╭──

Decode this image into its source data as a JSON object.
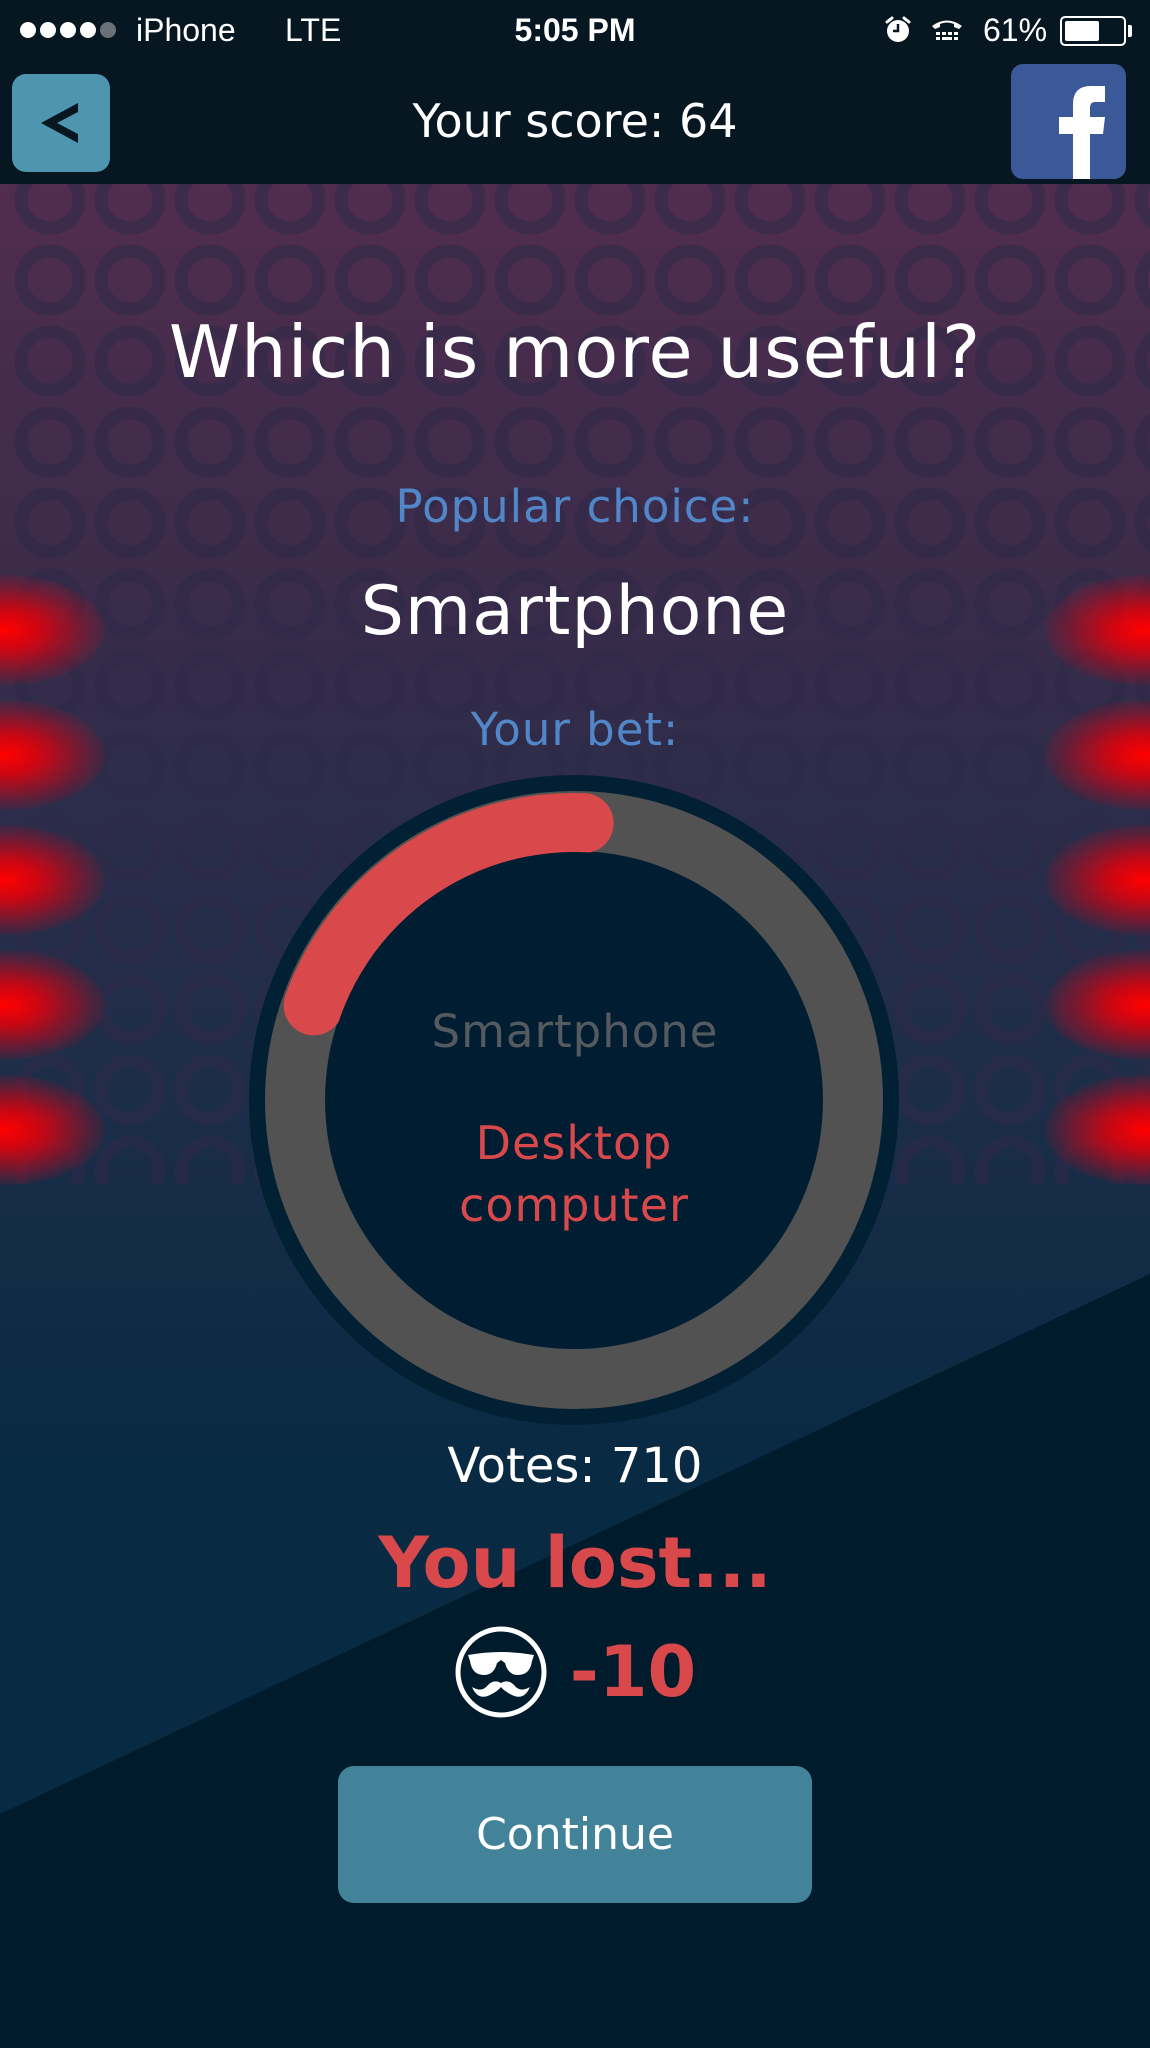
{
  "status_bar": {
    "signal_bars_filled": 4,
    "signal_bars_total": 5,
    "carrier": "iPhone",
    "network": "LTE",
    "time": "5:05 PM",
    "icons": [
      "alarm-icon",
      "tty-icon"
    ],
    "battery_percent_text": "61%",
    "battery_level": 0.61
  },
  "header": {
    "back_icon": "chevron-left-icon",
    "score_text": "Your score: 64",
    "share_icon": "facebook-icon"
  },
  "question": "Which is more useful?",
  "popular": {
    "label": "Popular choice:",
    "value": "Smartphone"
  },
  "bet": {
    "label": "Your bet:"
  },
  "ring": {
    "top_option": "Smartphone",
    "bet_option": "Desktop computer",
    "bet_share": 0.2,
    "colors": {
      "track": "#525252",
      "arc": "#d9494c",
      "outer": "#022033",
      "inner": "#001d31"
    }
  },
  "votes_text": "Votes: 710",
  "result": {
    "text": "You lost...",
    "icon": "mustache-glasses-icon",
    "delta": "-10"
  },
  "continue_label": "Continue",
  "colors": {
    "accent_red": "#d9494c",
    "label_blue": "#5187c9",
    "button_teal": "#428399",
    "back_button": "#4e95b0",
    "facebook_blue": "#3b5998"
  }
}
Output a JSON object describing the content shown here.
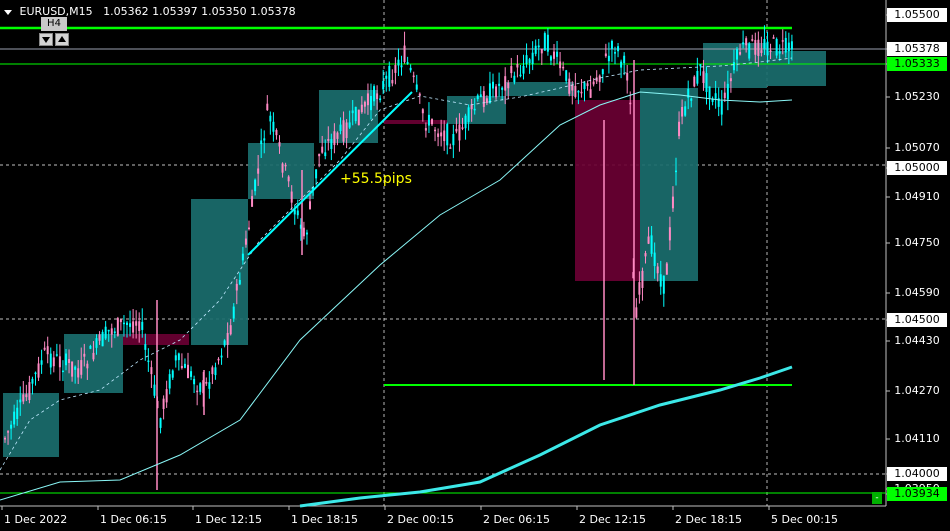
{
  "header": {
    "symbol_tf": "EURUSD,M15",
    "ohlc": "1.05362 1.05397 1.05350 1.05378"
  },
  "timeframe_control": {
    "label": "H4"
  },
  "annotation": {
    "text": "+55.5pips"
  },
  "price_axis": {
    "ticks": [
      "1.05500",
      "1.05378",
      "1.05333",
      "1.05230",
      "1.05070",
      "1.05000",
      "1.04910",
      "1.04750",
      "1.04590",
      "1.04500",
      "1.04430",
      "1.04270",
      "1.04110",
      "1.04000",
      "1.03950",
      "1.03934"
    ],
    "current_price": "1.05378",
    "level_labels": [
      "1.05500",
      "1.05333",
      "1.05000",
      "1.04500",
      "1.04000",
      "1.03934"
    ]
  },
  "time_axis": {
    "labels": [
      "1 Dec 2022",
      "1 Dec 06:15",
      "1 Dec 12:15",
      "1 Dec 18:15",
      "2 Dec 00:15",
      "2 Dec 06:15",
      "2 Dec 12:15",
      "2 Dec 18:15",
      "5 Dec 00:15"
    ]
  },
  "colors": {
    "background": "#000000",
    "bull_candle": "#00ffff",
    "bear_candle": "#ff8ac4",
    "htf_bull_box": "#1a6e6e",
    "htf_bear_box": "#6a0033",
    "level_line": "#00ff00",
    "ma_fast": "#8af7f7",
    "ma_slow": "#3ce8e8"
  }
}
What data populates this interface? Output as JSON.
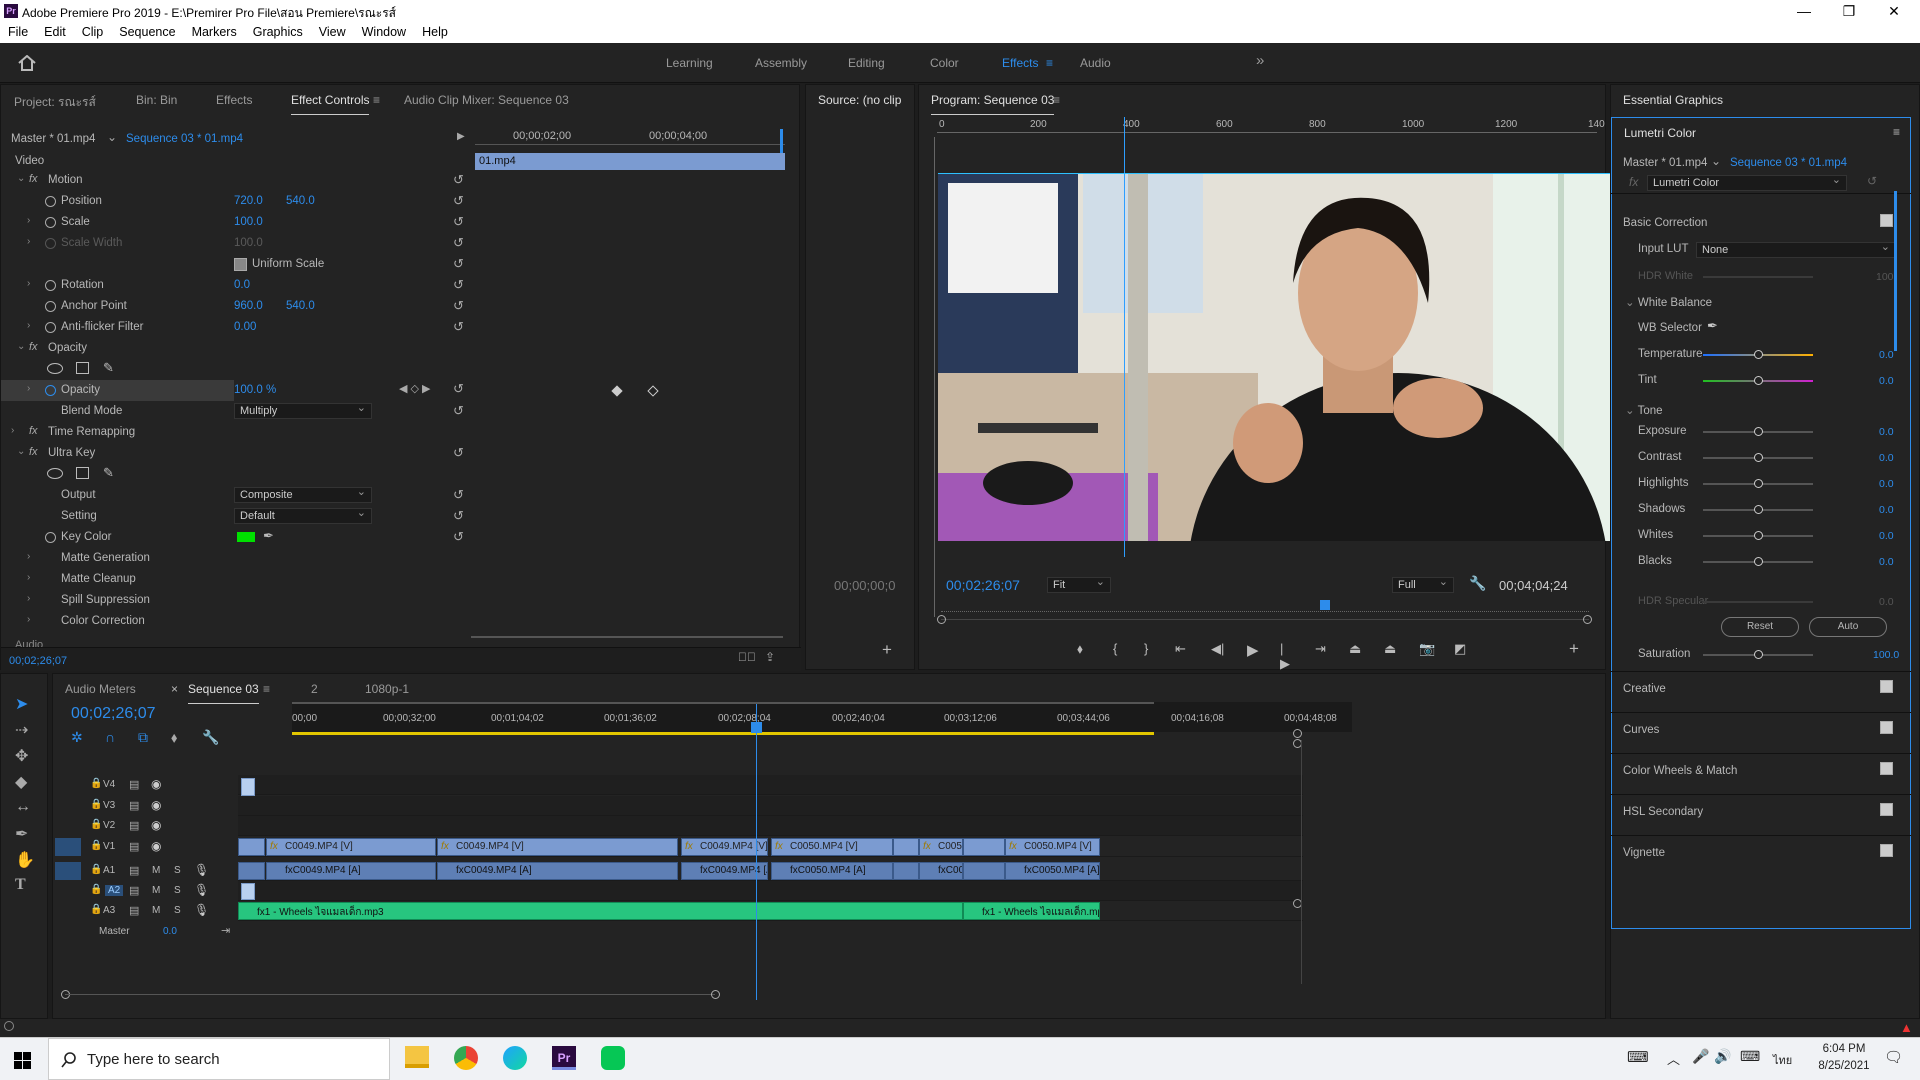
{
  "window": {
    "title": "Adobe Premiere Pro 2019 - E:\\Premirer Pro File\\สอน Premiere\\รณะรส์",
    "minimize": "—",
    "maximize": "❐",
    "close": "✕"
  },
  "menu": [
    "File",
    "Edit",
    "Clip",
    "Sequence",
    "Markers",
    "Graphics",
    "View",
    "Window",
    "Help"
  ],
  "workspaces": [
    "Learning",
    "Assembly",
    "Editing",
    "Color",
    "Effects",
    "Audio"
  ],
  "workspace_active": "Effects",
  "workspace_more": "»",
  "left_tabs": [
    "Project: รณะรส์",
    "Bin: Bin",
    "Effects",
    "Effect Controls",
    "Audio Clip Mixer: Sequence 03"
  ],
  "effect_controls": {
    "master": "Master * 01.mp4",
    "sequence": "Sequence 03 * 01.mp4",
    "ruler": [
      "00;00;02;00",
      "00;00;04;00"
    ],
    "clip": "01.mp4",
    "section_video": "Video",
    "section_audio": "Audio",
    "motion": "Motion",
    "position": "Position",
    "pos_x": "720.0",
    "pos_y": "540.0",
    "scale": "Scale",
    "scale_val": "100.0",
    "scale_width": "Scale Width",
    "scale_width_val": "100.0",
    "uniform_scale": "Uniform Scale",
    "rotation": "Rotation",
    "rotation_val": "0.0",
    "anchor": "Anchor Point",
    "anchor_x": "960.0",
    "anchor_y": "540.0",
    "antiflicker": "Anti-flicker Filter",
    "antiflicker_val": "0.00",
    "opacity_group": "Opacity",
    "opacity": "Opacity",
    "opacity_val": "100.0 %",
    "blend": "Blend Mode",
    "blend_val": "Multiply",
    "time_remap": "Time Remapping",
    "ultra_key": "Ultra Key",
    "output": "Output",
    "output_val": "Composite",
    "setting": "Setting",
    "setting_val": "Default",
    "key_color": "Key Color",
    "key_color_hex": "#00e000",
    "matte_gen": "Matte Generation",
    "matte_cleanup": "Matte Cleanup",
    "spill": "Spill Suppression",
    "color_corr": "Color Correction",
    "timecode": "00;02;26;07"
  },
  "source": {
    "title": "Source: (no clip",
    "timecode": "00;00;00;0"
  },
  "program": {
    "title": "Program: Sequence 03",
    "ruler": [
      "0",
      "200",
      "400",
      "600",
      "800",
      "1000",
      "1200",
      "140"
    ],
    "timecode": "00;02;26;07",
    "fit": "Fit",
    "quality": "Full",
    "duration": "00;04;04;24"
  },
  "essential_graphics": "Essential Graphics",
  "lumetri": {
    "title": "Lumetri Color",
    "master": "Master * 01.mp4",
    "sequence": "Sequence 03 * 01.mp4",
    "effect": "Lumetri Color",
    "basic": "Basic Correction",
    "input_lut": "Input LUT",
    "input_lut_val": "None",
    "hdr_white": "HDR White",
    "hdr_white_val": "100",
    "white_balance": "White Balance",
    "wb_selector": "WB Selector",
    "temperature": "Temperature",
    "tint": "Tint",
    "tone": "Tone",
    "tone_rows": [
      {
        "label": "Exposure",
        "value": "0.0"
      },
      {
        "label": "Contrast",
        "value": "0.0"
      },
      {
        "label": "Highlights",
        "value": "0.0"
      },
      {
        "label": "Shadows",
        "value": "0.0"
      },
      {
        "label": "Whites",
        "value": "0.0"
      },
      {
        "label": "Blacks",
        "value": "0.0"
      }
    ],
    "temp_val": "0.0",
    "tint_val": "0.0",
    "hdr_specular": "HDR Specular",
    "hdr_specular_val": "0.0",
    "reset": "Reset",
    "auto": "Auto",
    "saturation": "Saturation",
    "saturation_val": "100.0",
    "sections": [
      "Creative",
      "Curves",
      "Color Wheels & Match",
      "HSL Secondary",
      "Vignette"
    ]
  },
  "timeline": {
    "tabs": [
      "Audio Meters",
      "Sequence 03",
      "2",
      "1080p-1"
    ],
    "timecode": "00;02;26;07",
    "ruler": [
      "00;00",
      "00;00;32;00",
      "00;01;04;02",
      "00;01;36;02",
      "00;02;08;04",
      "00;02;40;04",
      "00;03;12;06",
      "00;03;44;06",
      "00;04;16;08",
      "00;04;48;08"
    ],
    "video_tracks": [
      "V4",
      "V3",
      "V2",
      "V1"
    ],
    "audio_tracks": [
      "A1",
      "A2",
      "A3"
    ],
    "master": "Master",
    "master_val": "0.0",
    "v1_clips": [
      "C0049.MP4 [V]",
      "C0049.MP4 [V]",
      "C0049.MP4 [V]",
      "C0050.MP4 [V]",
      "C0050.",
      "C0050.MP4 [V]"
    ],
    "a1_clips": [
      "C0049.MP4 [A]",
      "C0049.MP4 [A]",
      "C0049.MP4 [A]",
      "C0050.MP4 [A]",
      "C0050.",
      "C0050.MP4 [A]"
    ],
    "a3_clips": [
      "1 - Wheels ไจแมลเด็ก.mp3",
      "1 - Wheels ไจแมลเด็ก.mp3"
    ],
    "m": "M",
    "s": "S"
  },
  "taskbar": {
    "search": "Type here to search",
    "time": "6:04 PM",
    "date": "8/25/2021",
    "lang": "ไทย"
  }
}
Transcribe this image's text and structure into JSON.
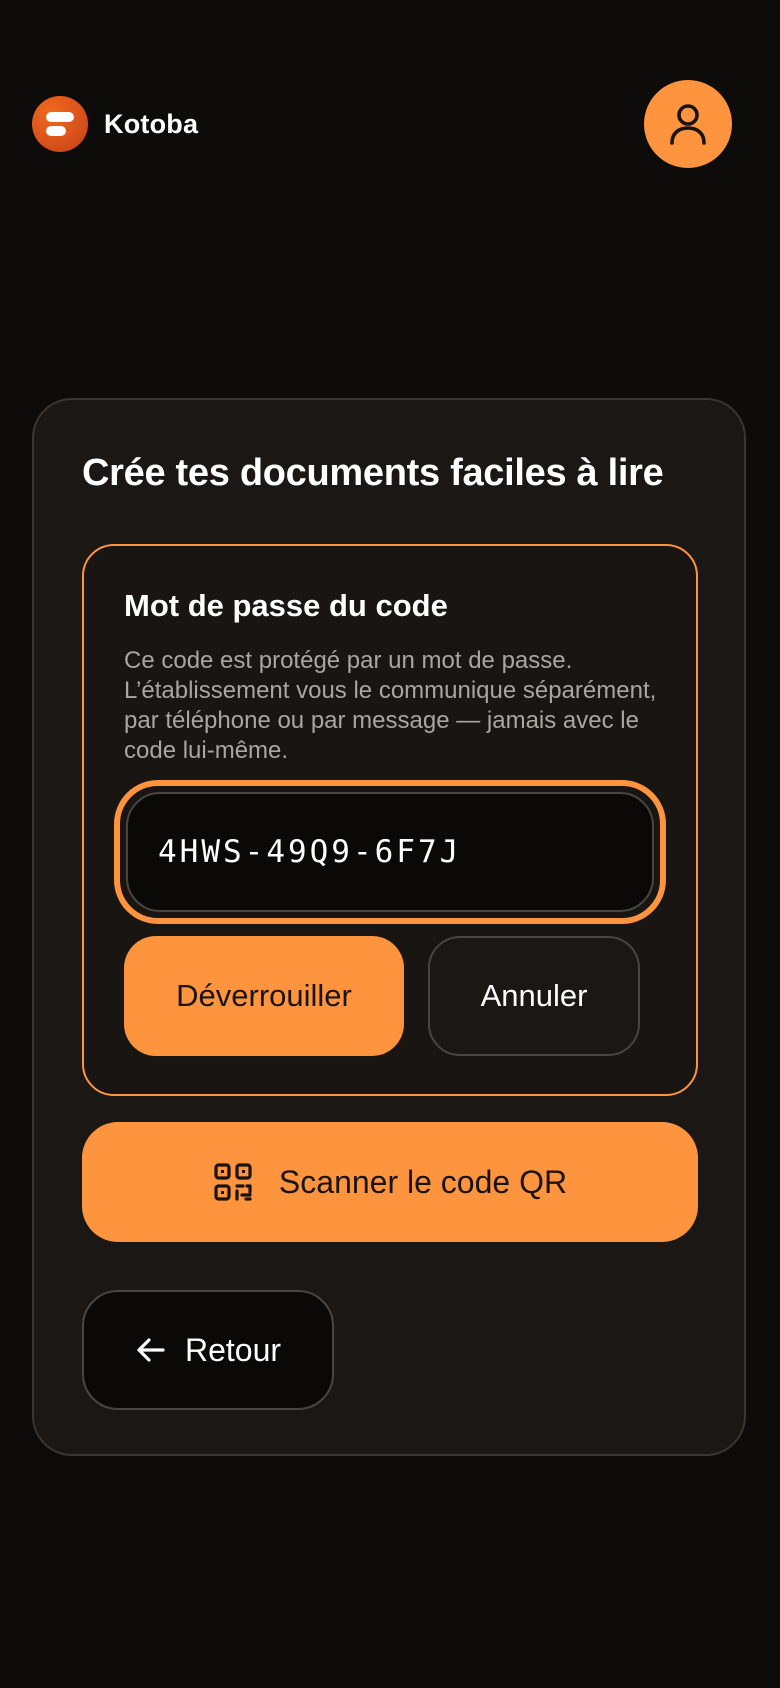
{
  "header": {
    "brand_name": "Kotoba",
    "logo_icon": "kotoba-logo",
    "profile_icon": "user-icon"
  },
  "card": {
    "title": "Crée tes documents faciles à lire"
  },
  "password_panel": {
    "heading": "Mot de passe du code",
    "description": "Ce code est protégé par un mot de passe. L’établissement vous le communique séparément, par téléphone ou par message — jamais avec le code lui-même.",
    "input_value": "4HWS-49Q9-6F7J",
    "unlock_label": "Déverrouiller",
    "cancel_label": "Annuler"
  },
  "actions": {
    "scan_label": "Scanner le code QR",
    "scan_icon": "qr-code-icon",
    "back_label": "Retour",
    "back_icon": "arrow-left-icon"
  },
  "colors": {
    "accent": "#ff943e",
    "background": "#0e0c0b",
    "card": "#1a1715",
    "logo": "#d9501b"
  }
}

╰──

§ **DIRECTIVE**: Exactly reproduce the lines beginning at the one that contains "Transcribe this image's" and ending at the final line of the material, with the pictures left out.

§ **EXERCISE RESULT**:
Transcribe this image's text and structure into JSON.
{
  "header": {
    "brand_name": "Kotoba",
    "logo_icon": "kotoba-logo",
    "profile_icon": "user-icon"
  },
  "card": {
    "title": "Crée tes documents faciles à lire"
  },
  "password_panel": {
    "heading": "Mot de passe du code",
    "description": "Ce code est protégé par un mot de passe. L’établissement vous le communique séparément, par téléphone ou par message — jamais avec le code lui-même.",
    "input_value": "4HWS-49Q9-6F7J",
    "unlock_label": "Déverrouiller",
    "cancel_label": "Annuler"
  },
  "actions": {
    "scan_label": "Scanner le code QR",
    "scan_icon": "qr-code-icon",
    "back_label": "Retour",
    "back_icon": "arrow-left-icon"
  },
  "colors": {
    "accent": "#ff943e",
    "background": "#0e0c0b",
    "card": "#1a1715",
    "logo": "#d9501b"
  }
}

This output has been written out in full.